**PROBLEM TO WORK ON**:
Leave out the pictures and restate the rest of the data exactly.

(Entries from a dataset)
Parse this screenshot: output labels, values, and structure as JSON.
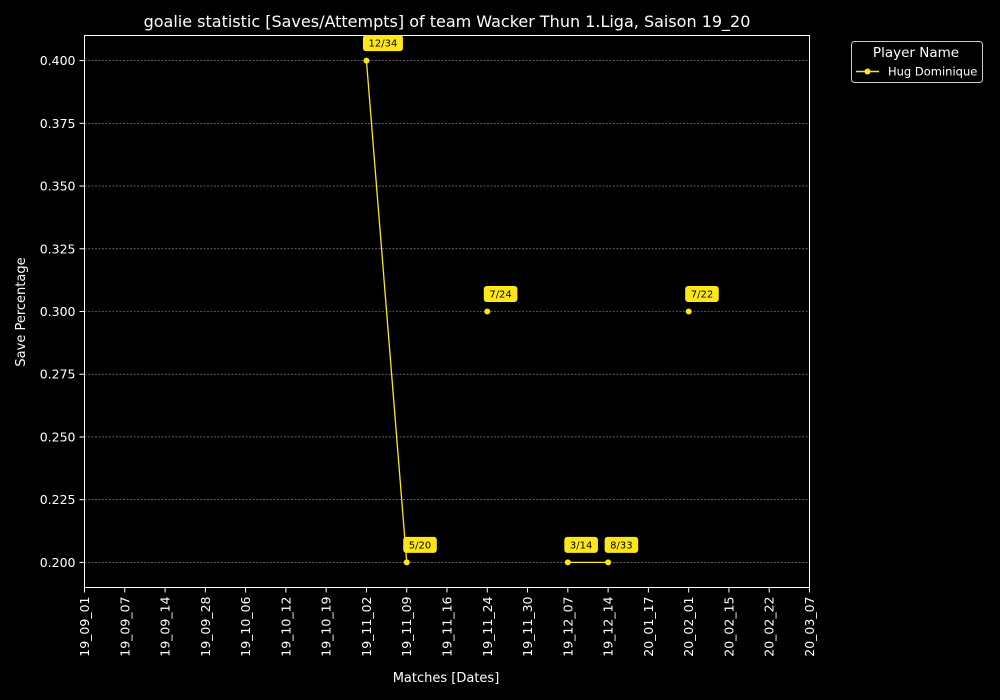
{
  "chart_data": {
    "type": "line",
    "title": "goalie statistic [Saves/Attempts] of team Wacker Thun 1.Liga, Saison 19_20",
    "xlabel": "Matches [Dates]",
    "ylabel": "Save Percentage",
    "categories": [
      "19_09_01",
      "19_09_07",
      "19_09_14",
      "19_09_28",
      "19_10_06",
      "19_10_12",
      "19_10_19",
      "19_11_02",
      "19_11_09",
      "19_11_16",
      "19_11_24",
      "19_11_30",
      "19_12_07",
      "19_12_14",
      "20_01_17",
      "20_02_01",
      "20_02_15",
      "20_02_22",
      "20_03_07"
    ],
    "yticks": [
      "0.200",
      "0.225",
      "0.250",
      "0.275",
      "0.300",
      "0.325",
      "0.350",
      "0.375",
      "0.400"
    ],
    "ylim": [
      0.19,
      0.41
    ],
    "grid": true,
    "legend": {
      "title": "Player Name",
      "placement": "upper-right-outside"
    },
    "series": [
      {
        "name": "Hug Dominique",
        "color": "#ffe619",
        "values": [
          null,
          null,
          null,
          null,
          null,
          null,
          null,
          0.4,
          0.2,
          null,
          0.3,
          null,
          0.2,
          0.2,
          null,
          0.3,
          null,
          null,
          null
        ],
        "labels": [
          null,
          null,
          null,
          null,
          null,
          null,
          null,
          "12/34",
          "5/20",
          null,
          "7/24",
          null,
          "3/14",
          "8/33",
          null,
          "7/22",
          null,
          null,
          null
        ]
      }
    ]
  }
}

**COMPLETE RESPONSE**:
Parse this screenshot: output labels, values, and structure as JSON.
{
  "chart_data": {
    "type": "line",
    "title": "goalie statistic [Saves/Attempts] of team Wacker Thun 1.Liga, Saison 19_20",
    "xlabel": "Matches [Dates]",
    "ylabel": "Save Percentage",
    "categories": [
      "19_09_01",
      "19_09_07",
      "19_09_14",
      "19_09_28",
      "19_10_06",
      "19_10_12",
      "19_10_19",
      "19_11_02",
      "19_11_09",
      "19_11_16",
      "19_11_24",
      "19_11_30",
      "19_12_07",
      "19_12_14",
      "20_01_17",
      "20_02_01",
      "20_02_15",
      "20_02_22",
      "20_03_07"
    ],
    "yticks": [
      "0.200",
      "0.225",
      "0.250",
      "0.275",
      "0.300",
      "0.325",
      "0.350",
      "0.375",
      "0.400"
    ],
    "ylim": [
      0.19,
      0.41
    ],
    "grid": true,
    "legend": {
      "title": "Player Name",
      "placement": "upper-right-outside"
    },
    "series": [
      {
        "name": "Hug Dominique",
        "color": "#ffe619",
        "values": [
          null,
          null,
          null,
          null,
          null,
          null,
          null,
          0.4,
          0.2,
          null,
          0.3,
          null,
          0.2,
          0.2,
          null,
          0.3,
          null,
          null,
          null
        ],
        "labels": [
          null,
          null,
          null,
          null,
          null,
          null,
          null,
          "12/34",
          "5/20",
          null,
          "7/24",
          null,
          "3/14",
          "8/33",
          null,
          "7/22",
          null,
          null,
          null
        ]
      }
    ]
  }
}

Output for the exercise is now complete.